What is required: Extract the listing in its entirety, keeping each line identical to the original.

**** Data records

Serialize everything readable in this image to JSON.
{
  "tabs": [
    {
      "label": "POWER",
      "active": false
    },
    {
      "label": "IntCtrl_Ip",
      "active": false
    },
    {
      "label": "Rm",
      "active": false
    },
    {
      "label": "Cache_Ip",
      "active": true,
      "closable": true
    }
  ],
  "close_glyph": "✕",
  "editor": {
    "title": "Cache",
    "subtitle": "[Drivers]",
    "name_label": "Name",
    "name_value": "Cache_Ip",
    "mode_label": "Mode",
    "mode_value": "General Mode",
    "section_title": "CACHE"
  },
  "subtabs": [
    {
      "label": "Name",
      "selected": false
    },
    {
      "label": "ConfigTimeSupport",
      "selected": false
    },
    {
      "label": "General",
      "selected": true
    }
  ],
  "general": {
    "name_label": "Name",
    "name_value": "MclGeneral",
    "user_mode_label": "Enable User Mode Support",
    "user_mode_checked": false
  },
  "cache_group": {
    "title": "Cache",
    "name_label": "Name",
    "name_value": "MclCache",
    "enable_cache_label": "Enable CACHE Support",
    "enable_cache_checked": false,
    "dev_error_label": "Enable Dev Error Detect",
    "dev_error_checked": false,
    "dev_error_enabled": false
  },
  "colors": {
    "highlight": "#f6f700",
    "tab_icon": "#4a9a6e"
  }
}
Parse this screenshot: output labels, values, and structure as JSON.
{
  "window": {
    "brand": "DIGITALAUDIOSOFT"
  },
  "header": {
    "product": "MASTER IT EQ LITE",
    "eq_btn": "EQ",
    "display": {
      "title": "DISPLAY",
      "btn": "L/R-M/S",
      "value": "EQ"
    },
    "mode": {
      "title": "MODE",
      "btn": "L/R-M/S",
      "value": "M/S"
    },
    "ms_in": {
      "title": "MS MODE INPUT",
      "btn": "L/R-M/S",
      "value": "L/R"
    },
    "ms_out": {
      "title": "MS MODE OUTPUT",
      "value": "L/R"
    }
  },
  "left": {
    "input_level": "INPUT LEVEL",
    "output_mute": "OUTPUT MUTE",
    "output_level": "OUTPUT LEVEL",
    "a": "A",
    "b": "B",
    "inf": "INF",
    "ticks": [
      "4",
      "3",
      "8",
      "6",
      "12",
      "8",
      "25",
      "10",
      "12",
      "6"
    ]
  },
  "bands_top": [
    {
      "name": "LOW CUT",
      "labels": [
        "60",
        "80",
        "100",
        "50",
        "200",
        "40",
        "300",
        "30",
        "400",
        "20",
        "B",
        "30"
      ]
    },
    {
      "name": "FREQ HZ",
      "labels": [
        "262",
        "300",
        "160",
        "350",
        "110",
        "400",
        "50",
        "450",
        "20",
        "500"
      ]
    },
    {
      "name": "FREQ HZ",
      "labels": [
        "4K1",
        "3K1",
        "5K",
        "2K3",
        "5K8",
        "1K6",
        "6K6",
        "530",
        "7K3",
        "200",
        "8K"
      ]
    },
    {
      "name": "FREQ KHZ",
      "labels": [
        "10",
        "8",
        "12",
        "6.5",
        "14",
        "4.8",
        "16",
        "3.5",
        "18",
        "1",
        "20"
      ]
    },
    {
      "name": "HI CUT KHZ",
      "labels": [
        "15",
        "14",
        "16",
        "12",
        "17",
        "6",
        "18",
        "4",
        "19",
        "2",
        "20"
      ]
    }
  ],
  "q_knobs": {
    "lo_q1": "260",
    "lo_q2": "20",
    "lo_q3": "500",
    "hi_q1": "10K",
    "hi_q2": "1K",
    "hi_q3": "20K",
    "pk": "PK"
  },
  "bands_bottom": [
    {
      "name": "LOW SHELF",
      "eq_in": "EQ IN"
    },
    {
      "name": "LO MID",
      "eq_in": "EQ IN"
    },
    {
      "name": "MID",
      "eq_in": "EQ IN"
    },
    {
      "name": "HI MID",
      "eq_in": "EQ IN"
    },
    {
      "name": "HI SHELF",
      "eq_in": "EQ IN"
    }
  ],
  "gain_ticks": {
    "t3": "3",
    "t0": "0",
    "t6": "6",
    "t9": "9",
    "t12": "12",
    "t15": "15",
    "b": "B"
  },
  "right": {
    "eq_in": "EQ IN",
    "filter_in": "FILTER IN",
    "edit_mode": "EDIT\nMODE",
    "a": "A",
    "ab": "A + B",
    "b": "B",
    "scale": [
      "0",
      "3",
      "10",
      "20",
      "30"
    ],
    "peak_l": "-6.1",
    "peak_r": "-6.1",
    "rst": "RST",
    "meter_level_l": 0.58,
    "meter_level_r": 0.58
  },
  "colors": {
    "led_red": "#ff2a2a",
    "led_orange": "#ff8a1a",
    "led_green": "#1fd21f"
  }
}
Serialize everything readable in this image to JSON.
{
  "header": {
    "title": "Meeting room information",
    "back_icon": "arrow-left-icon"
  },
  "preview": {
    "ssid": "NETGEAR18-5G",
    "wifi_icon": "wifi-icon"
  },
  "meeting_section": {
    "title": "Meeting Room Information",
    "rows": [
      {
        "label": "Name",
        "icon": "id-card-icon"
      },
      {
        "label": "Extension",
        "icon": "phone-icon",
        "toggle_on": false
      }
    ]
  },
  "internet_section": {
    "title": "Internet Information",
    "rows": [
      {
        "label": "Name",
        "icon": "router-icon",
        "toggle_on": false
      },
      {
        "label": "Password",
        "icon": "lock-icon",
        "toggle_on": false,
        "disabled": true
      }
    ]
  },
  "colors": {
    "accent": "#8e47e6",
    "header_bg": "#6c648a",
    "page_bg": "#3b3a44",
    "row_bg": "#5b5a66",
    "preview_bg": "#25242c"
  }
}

********

Exercise response:
Serialize everything readable in this image to JSON.
{
  "tabs": [
    {
      "label": "POWER",
      "active": false
    },
    {
      "label": "IntCtrl_Ip",
      "active": false
    },
    {
      "label": "Rm",
      "active": false
    },
    {
      "label": "Cache_Ip",
      "active": true,
      "closable": true
    }
  ],
  "close_glyph": "✕",
  "editor": {
    "title": "Cache",
    "subtitle": "[Drivers]",
    "name_label": "Name",
    "name_value": "Cache_Ip",
    "mode_label": "Mode",
    "mode_value": "General Mode",
    "section_title": "CACHE"
  },
  "subtabs": [
    {
      "label": "Name",
      "selected": false
    },
    {
      "label": "ConfigTimeSupport",
      "selected": false
    },
    {
      "label": "General",
      "selected": true
    }
  ],
  "general": {
    "name_label": "Name",
    "name_value": "MclGeneral",
    "user_mode_label": "Enable User Mode Support",
    "user_mode_checked": false
  },
  "cache_group": {
    "title": "Cache",
    "name_label": "Name",
    "name_value": "MclCache",
    "enable_cache_label": "Enable CACHE Support",
    "enable_cache_checked": false,
    "dev_error_label": "Enable Dev Error Detect",
    "dev_error_checked": false,
    "dev_error_enabled": false
  },
  "colors": {
    "highlight": "#f6f700",
    "tab_icon": "#4a9a6e"
  }
}
Parse this screenshot: output labels, values, and structure as JSON.
{
  "window": {
    "brand": "DIGITALAUDIOSOFT"
  },
  "header": {
    "product": "MASTER IT EQ LITE",
    "eq_btn": "EQ",
    "display": {
      "title": "DISPLAY",
      "btn": "L/R-M/S",
      "value": "EQ"
    },
    "mode": {
      "title": "MODE",
      "btn": "L/R-M/S",
      "value": "M/S"
    },
    "ms_in": {
      "title": "MS MODE INPUT",
      "btn": "L/R-M/S",
      "value": "L/R"
    },
    "ms_out": {
      "title": "MS MODE OUTPUT",
      "value": "L/R"
    }
  },
  "left": {
    "input_level": "INPUT LEVEL",
    "output_mute": "OUTPUT MUTE",
    "output_level": "OUTPUT LEVEL",
    "a": "A",
    "b": "B",
    "inf": "INF",
    "ticks": [
      "4",
      "3",
      "8",
      "6",
      "12",
      "8",
      "25",
      "10",
      "12",
      "6"
    ]
  },
  "bands_top": [
    {
      "name": "LOW CUT",
      "labels": [
        "60",
        "80",
        "100",
        "50",
        "200",
        "40",
        "300",
        "30",
        "400",
        "20",
        "B",
        "30"
      ]
    },
    {
      "name": "FREQ HZ",
      "labels": [
        "262",
        "300",
        "160",
        "350",
        "110",
        "400",
        "50",
        "450",
        "20",
        "500"
      ]
    },
    {
      "name": "FREQ HZ",
      "labels": [
        "4K1",
        "3K1",
        "5K",
        "2K3",
        "5K8",
        "1K6",
        "6K6",
        "530",
        "7K3",
        "200",
        "8K"
      ]
    },
    {
      "name": "FREQ KHZ",
      "labels": [
        "10",
        "8",
        "12",
        "6.5",
        "14",
        "4.8",
        "16",
        "3.5",
        "18",
        "1",
        "20"
      ]
    },
    {
      "name": "HI CUT KHZ",
      "labels": [
        "15",
        "14",
        "16",
        "12",
        "17",
        "6",
        "18",
        "4",
        "19",
        "2",
        "20"
      ]
    }
  ],
  "q_knobs": {
    "lo_q1": "260",
    "lo_q2": "20",
    "lo_q3": "500",
    "hi_q1": "10K",
    "hi_q2": "1K",
    "hi_q3": "20K",
    "pk": "PK"
  },
  "bands_bottom": [
    {
      "name": "LOW SHELF",
      "eq_in": "EQ IN"
    },
    {
      "name": "LO MID",
      "eq_in": "EQ IN"
    },
    {
      "name": "MID",
      "eq_in": "EQ IN"
    },
    {
      "name": "HI MID",
      "eq_in": "EQ IN"
    },
    {
      "name": "HI SHELF",
      "eq_in": "EQ IN"
    }
  ],
  "gain_ticks": {
    "t3": "3",
    "t0": "0",
    "t6": "6",
    "t9": "9",
    "t12": "12",
    "t15": "15",
    "b": "B"
  },
  "right": {
    "eq_in": "EQ IN",
    "filter_in": "FILTER IN",
    "edit_mode": "EDIT\nMODE",
    "a": "A",
    "ab": "A + B",
    "b": "B",
    "scale": [
      "0",
      "3",
      "10",
      "20",
      "30"
    ],
    "peak_l": "-6.1",
    "peak_r": "-6.1",
    "rst": "RST",
    "meter_level_l": 0.58,
    "meter_level_r": 0.58
  },
  "colors": {
    "led_red": "#ff2a2a",
    "led_orange": "#ff8a1a",
    "led_green": "#1fd21f"
  }
}
Serialize everything readable in this image to JSON.
{
  "header": {
    "title": "Meeting room information",
    "back_icon": "arrow-left-icon"
  },
  "preview": {
    "ssid": "NETGEAR18-5G",
    "wifi_icon": "wifi-icon"
  },
  "meeting_section": {
    "title": "Meeting Room Information",
    "rows": [
      {
        "label": "Name",
        "icon": "id-card-icon"
      },
      {
        "label": "Extension",
        "icon": "phone-icon",
        "toggle_on": false
      }
    ]
  },
  "internet_section": {
    "title": "Internet Information",
    "rows": [
      {
        "label": "Name",
        "icon": "router-icon",
        "toggle_on": false
      },
      {
        "label": "Password",
        "icon": "lock-icon",
        "toggle_on": false,
        "disabled": true
      }
    ]
  },
  "colors": {
    "accent": "#8e47e6",
    "header_bg": "#6c648a",
    "page_bg": "#3b3a44",
    "row_bg": "#5b5a66",
    "preview_bg": "#25242c"
  }
}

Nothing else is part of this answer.